EXERCISE REQUIREMENTS.
Pictures in the data below are not part of the copy; transcribe everything else exactly.

(Stored data)
-.-.-

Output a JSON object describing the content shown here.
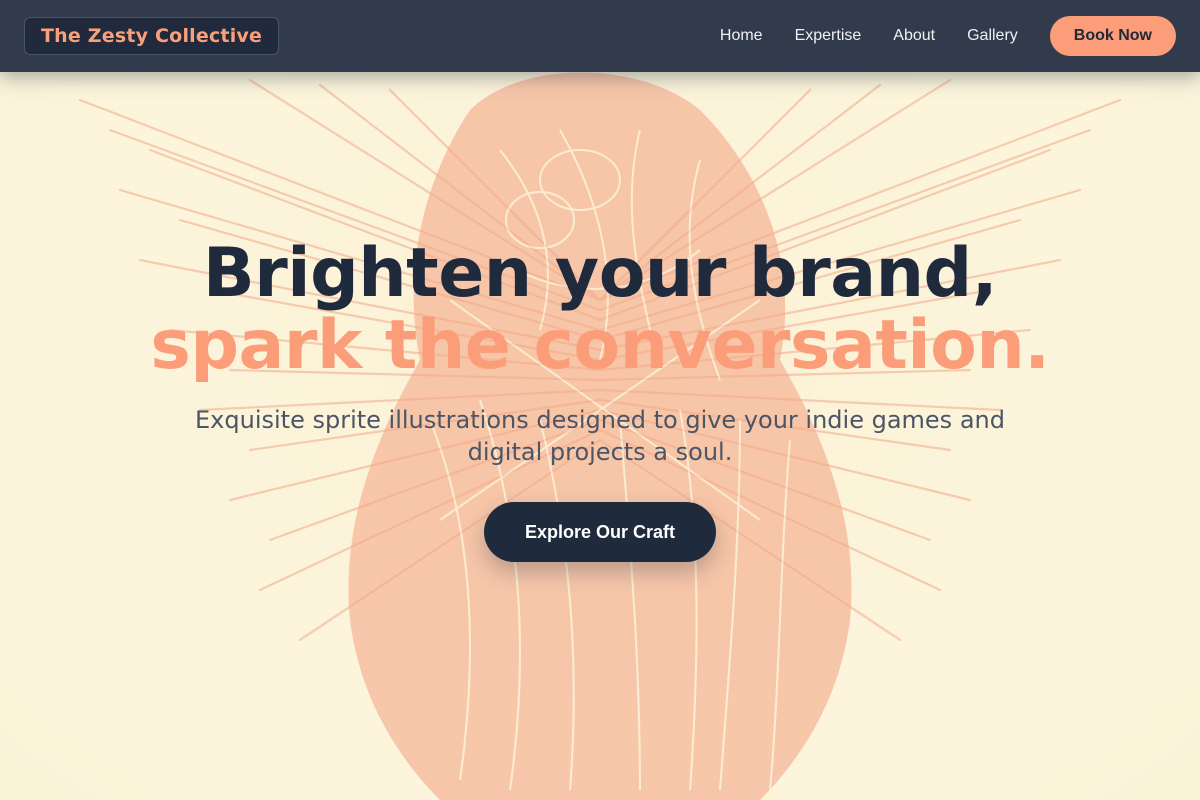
{
  "brand": {
    "name": "The Zesty Collective"
  },
  "nav": {
    "links": [
      "Home",
      "Expertise",
      "About",
      "Gallery"
    ],
    "cta_label": "Book Now"
  },
  "hero": {
    "headline_line1": "Brighten your brand,",
    "headline_line2": "spark the conversation.",
    "subtitle": "Exquisite sprite illustrations designed to give your indie games and digital projects a soul.",
    "cta_label": "Explore Our Craft"
  },
  "colors": {
    "navbar": "#323b4c",
    "accent": "#fb9d78",
    "dark": "#1f2a3d",
    "background": "#fcf5dc",
    "illustration": "#f3a586"
  },
  "background_image": {
    "description_icon": "angel-engraving-illustration"
  }
}
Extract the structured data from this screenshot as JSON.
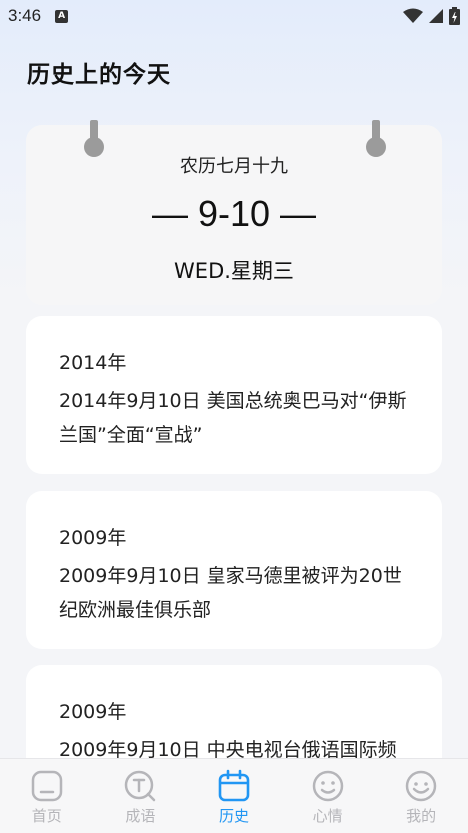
{
  "status_bar": {
    "time": "3:46",
    "a_icon_glyph": "A"
  },
  "page_title": "历史上的今天",
  "calendar": {
    "lunar_date": "农历七月十九",
    "solar_date": "— 9-10 —",
    "weekday": "WED.星期三"
  },
  "events": [
    {
      "year": "2014年",
      "text": "2014年9月10日 美国总统奥巴马对“伊斯兰国”全面“宣战”"
    },
    {
      "year": "2009年",
      "text": "2009年9月10日 皇家马德里被评为20世纪欧洲最佳俱乐部"
    },
    {
      "year": "2009年",
      "text": "2009年9月10日 中央电视台俄语国际频"
    }
  ],
  "nav": {
    "items": [
      {
        "label": "首页",
        "icon": "home-icon"
      },
      {
        "label": "成语",
        "icon": "idiom-icon"
      },
      {
        "label": "历史",
        "icon": "calendar-icon"
      },
      {
        "label": "心情",
        "icon": "smile-icon"
      },
      {
        "label": "我的",
        "icon": "profile-icon"
      }
    ],
    "active_color": "#2196f3",
    "inactive_color": "#b5b5b9"
  }
}
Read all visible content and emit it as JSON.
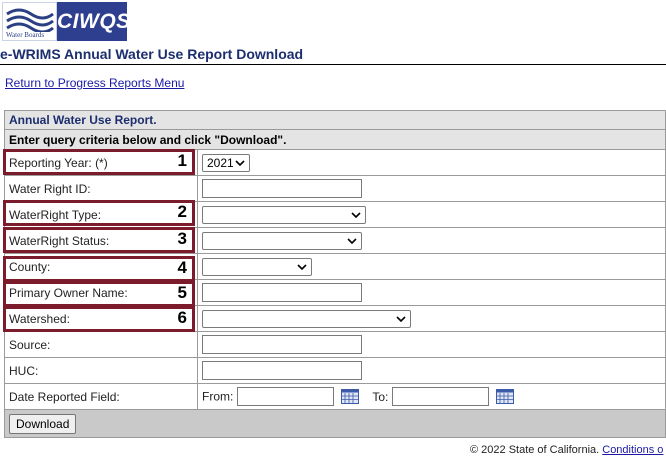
{
  "logo": {
    "small_text": "Water Boards",
    "brand": "CIWQS"
  },
  "page_title": "e-WRIMS Annual Water Use Report Download",
  "return_link": "Return to Progress Reports Menu",
  "form": {
    "header": "Annual Water Use Report.",
    "instructions": "Enter query criteria below and click \"Download\".",
    "rows": [
      {
        "label": "Reporting Year: (*)",
        "control": "select",
        "value": "2021"
      },
      {
        "label": "Water Right ID:",
        "control": "text",
        "value": ""
      },
      {
        "label": "WaterRight Type:",
        "control": "select",
        "value": ""
      },
      {
        "label": "WaterRight Status:",
        "control": "select",
        "value": ""
      },
      {
        "label": "County:",
        "control": "select",
        "value": ""
      },
      {
        "label": "Primary Owner Name:",
        "control": "text",
        "value": ""
      },
      {
        "label": "Watershed:",
        "control": "select",
        "value": ""
      },
      {
        "label": "Source:",
        "control": "text",
        "value": ""
      },
      {
        "label": "HUC:",
        "control": "text",
        "value": ""
      }
    ],
    "date_row": {
      "label": "Date Reported Field:",
      "from_label": "From:",
      "to_label": "To:",
      "from_value": "",
      "to_value": ""
    },
    "download_label": "Download"
  },
  "annotations": [
    "1",
    "2",
    "3",
    "4",
    "5",
    "6"
  ],
  "footer": {
    "copyright": "© 2022 State of California.",
    "link": "Conditions o"
  },
  "colors": {
    "annotation": "#7b1b2c",
    "brand": "#2e3f8f",
    "title": "#1c2e6e"
  }
}
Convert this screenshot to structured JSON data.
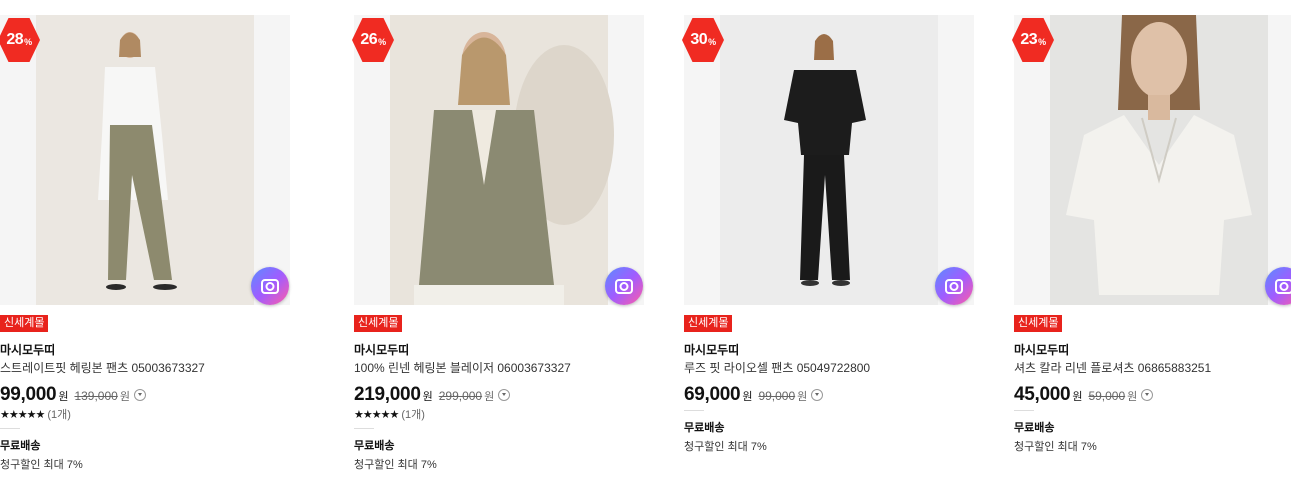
{
  "products": [
    {
      "discount": "26",
      "pct_unit": "%",
      "store": "신세계몰",
      "brand": "마시모두띠",
      "name": "100% 린넨 헤링본 블레이저 06003673327",
      "price": "219,000",
      "currency": "원",
      "original_price": "299,000",
      "stars": "★★★★★",
      "review_count": "(1개)",
      "shipping": "무료배송",
      "card_discount": "청구할인 최대 7%"
    },
    {
      "discount": "30",
      "pct_unit": "%",
      "store": "신세계몰",
      "brand": "마시모두띠",
      "name": "루즈 핏 라이오셀 팬츠 05049722800",
      "price": "69,000",
      "currency": "원",
      "original_price": "99,000",
      "shipping": "무료배송",
      "card_discount": "청구할인 최대 7%"
    },
    {
      "discount": "23",
      "pct_unit": "%",
      "store": "신세계몰",
      "brand": "마시모두띠",
      "name": "셔츠 칼라 리넨 플로셔츠 06865883251",
      "price": "45,000",
      "currency": "원",
      "original_price": "59,000",
      "shipping": "무료배송",
      "card_discount": "청구할인 최대 7%"
    },
    {
      "discount": "28",
      "pct_unit": "%",
      "store": "신세계몰",
      "brand": "마시모두띠",
      "name": "스트레이트핏 헤링본 팬츠 05003673327",
      "price": "99,000",
      "currency": "원",
      "original_price": "139,000",
      "stars": "★★★★★",
      "review_count": "(1개)",
      "shipping": "무료배송",
      "card_discount": "청구할인 최대 7%"
    }
  ],
  "icons": {
    "discount_badge": "hexagon",
    "image_search": "camera-icon",
    "price_info": "chevron-down-circle-icon"
  },
  "colors": {
    "badge": "#f02b22",
    "store_tag": "#e8231c"
  }
}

-.-.-

SOLUTION TO THIS PROBLEM.
Output a JSON object describing the content shown here.
{
  "brand": {
    "name": "The Zesty Collective"
  },
  "nav": {
    "links": [
      "Home",
      "Expertise",
      "About",
      "Gallery"
    ],
    "cta_label": "Book Now"
  },
  "hero": {
    "headline_line1": "Brighten your brand,",
    "headline_line2": "spark the conversation.",
    "subtitle": "Exquisite sprite illustrations designed to give your indie games and digital projects a soul.",
    "cta_label": "Explore Our Craft"
  },
  "colors": {
    "navbar": "#323b4c",
    "accent": "#fb9d78",
    "dark": "#1f2a3d",
    "background": "#fcf5dc",
    "illustration": "#f3a586"
  },
  "background_image": {
    "description_icon": "angel-engraving-illustration"
  }
}
Extract the structured data from this screenshot as JSON.
{
  "status_bar": {
    "time": "3:46",
    "a_icon_glyph": "A"
  },
  "page_title": "历史上的今天",
  "calendar": {
    "lunar_date": "农历七月十九",
    "solar_date": "— 9-10 —",
    "weekday": "WED.星期三"
  },
  "events": [
    {
      "year": "2014年",
      "text": "2014年9月10日 美国总统奥巴马对“伊斯兰国”全面“宣战”"
    },
    {
      "year": "2009年",
      "text": "2009年9月10日 皇家马德里被评为20世纪欧洲最佳俱乐部"
    },
    {
      "year": "2009年",
      "text": "2009年9月10日 中央电视台俄语国际频"
    }
  ],
  "nav": {
    "items": [
      {
        "label": "首页",
        "icon": "home-icon"
      },
      {
        "label": "成语",
        "icon": "idiom-icon"
      },
      {
        "label": "历史",
        "icon": "calendar-icon"
      },
      {
        "label": "心情",
        "icon": "smile-icon"
      },
      {
        "label": "我的",
        "icon": "profile-icon"
      }
    ],
    "active_color": "#2196f3",
    "inactive_color": "#b5b5b9"
  }
}
Read all visible content and emit it as JSON.
{
  "logo": {
    "small_text": "Water Boards",
    "brand": "CIWQS"
  },
  "page_title": "e-WRIMS Annual Water Use Report Download",
  "return_link": "Return to Progress Reports Menu",
  "form": {
    "header": "Annual Water Use Report.",
    "instructions": "Enter query criteria below and click \"Download\".",
    "rows": [
      {
        "label": "Reporting Year: (*)",
        "control": "select",
        "value": "2021"
      },
      {
        "label": "Water Right ID:",
        "control": "text",
        "value": ""
      },
      {
        "label": "WaterRight Type:",
        "control": "select",
        "value": ""
      },
      {
        "label": "WaterRight Status:",
        "control": "select",
        "value": ""
      },
      {
        "label": "County:",
        "control": "select",
        "value": ""
      },
      {
        "label": "Primary Owner Name:",
        "control": "text",
        "value": ""
      },
      {
        "label": "Watershed:",
        "control": "select",
        "value": ""
      },
      {
        "label": "Source:",
        "control": "text",
        "value": ""
      },
      {
        "label": "HUC:",
        "control": "text",
        "value": ""
      }
    ],
    "date_row": {
      "label": "Date Reported Field:",
      "from_label": "From:",
      "to_label": "To:",
      "from_value": "",
      "to_value": ""
    },
    "download_label": "Download"
  },
  "annotations": [
    "1",
    "2",
    "3",
    "4",
    "5",
    "6"
  ],
  "footer": {
    "copyright": "© 2022 State of California.",
    "link": "Conditions o"
  },
  "colors": {
    "annotation": "#7b1b2c",
    "brand": "#2e3f8f",
    "title": "#1c2e6e"
  }
}
Convert this screenshot to structured JSON data.
{
  "products": [
    {
      "discount": "26",
      "pct_unit": "%",
      "store": "신세계몰",
      "brand": "마시모두띠",
      "name": "100% 린넨 헤링본 블레이저 06003673327",
      "price": "219,000",
      "currency": "원",
      "original_price": "299,000",
      "stars": "★★★★★",
      "review_count": "(1개)",
      "shipping": "무료배송",
      "card_discount": "청구할인 최대 7%"
    },
    {
      "discount": "30",
      "pct_unit": "%",
      "store": "신세계몰",
      "brand": "마시모두띠",
      "name": "루즈 핏 라이오셀 팬츠 05049722800",
      "price": "69,000",
      "currency": "원",
      "original_price": "99,000",
      "shipping": "무료배송",
      "card_discount": "청구할인 최대 7%"
    },
    {
      "discount": "23",
      "pct_unit": "%",
      "store": "신세계몰",
      "brand": "마시모두띠",
      "name": "셔츠 칼라 리넨 플로셔츠 06865883251",
      "price": "45,000",
      "currency": "원",
      "original_price": "59,000",
      "shipping": "무료배송",
      "card_discount": "청구할인 최대 7%"
    },
    {
      "discount": "28",
      "pct_unit": "%",
      "store": "신세계몰",
      "brand": "마시모두띠",
      "name": "스트레이트핏 헤링본 팬츠 05003673327",
      "price": "99,000",
      "currency": "원",
      "original_price": "139,000",
      "stars": "★★★★★",
      "review_count": "(1개)",
      "shipping": "무료배송",
      "card_discount": "청구할인 최대 7%"
    }
  ],
  "icons": {
    "discount_badge": "hexagon",
    "image_search": "camera-icon",
    "price_info": "chevron-down-circle-icon"
  },
  "colors": {
    "badge": "#f02b22",
    "store_tag": "#e8231c"
  }
}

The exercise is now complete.